_Stored data_.
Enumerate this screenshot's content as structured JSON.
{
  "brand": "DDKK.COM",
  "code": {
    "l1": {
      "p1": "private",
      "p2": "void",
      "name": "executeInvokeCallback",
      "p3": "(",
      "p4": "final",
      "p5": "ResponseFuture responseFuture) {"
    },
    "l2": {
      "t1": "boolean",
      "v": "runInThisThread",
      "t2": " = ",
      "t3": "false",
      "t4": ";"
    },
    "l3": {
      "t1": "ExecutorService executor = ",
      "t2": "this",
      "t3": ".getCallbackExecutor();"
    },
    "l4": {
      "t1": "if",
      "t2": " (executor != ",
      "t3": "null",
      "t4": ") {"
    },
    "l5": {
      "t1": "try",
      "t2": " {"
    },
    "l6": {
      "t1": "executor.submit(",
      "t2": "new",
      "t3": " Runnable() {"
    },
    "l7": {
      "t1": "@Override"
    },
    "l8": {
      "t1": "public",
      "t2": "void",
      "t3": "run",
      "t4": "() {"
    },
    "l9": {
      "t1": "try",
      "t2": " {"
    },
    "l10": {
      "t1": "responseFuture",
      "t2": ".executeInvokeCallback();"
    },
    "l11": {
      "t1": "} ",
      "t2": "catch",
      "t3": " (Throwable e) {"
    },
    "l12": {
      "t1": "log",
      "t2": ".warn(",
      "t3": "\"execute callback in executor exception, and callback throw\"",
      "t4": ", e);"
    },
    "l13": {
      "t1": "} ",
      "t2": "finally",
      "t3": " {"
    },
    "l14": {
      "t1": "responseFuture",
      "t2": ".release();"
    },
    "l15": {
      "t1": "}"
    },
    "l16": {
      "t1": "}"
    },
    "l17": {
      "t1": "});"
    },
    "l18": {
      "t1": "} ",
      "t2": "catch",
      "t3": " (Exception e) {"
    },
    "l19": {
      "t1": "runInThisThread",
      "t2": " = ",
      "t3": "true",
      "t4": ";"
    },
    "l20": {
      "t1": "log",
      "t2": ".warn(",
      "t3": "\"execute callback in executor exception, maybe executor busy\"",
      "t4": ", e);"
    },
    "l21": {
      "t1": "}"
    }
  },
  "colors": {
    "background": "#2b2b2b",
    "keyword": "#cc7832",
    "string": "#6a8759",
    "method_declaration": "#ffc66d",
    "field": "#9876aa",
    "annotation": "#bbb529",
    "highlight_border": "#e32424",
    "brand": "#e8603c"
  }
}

_TASK INSTRUCTIONS_.
Every line above should be printed again exactly as it stands.

_TASK ANSWER_.
Enumerate this screenshot's content as structured JSON.
{
  "brand": "DDKK.COM",
  "code": {
    "l1": {
      "p1": "private",
      "p2": "void",
      "name": "executeInvokeCallback",
      "p3": "(",
      "p4": "final",
      "p5": "ResponseFuture responseFuture) {"
    },
    "l2": {
      "t1": "boolean",
      "v": "runInThisThread",
      "t2": " = ",
      "t3": "false",
      "t4": ";"
    },
    "l3": {
      "t1": "ExecutorService executor = ",
      "t2": "this",
      "t3": ".getCallbackExecutor();"
    },
    "l4": {
      "t1": "if",
      "t2": " (executor != ",
      "t3": "null",
      "t4": ") {"
    },
    "l5": {
      "t1": "try",
      "t2": " {"
    },
    "l6": {
      "t1": "executor.submit(",
      "t2": "new",
      "t3": " Runnable() {"
    },
    "l7": {
      "t1": "@Override"
    },
    "l8": {
      "t1": "public",
      "t2": "void",
      "t3": "run",
      "t4": "() {"
    },
    "l9": {
      "t1": "try",
      "t2": " {"
    },
    "l10": {
      "t1": "responseFuture",
      "t2": ".executeInvokeCallback();"
    },
    "l11": {
      "t1": "} ",
      "t2": "catch",
      "t3": " (Throwable e) {"
    },
    "l12": {
      "t1": "log",
      "t2": ".warn(",
      "t3": "\"execute callback in executor exception, and callback throw\"",
      "t4": ", e);"
    },
    "l13": {
      "t1": "} ",
      "t2": "finally",
      "t3": " {"
    },
    "l14": {
      "t1": "responseFuture",
      "t2": ".release();"
    },
    "l15": {
      "t1": "}"
    },
    "l16": {
      "t1": "}"
    },
    "l17": {
      "t1": "});"
    },
    "l18": {
      "t1": "} ",
      "t2": "catch",
      "t3": " (Exception e) {"
    },
    "l19": {
      "t1": "runInThisThread",
      "t2": " = ",
      "t3": "true",
      "t4": ";"
    },
    "l20": {
      "t1": "log",
      "t2": ".warn(",
      "t3": "\"execute callback in executor exception, maybe executor busy\"",
      "t4": ", e);"
    },
    "l21": {
      "t1": "}"
    }
  },
  "colors": {
    "background": "#2b2b2b",
    "keyword": "#cc7832",
    "string": "#6a8759",
    "method_declaration": "#ffc66d",
    "field": "#9876aa",
    "annotation": "#bbb529",
    "highlight_border": "#e32424",
    "brand": "#e8603c"
  }
}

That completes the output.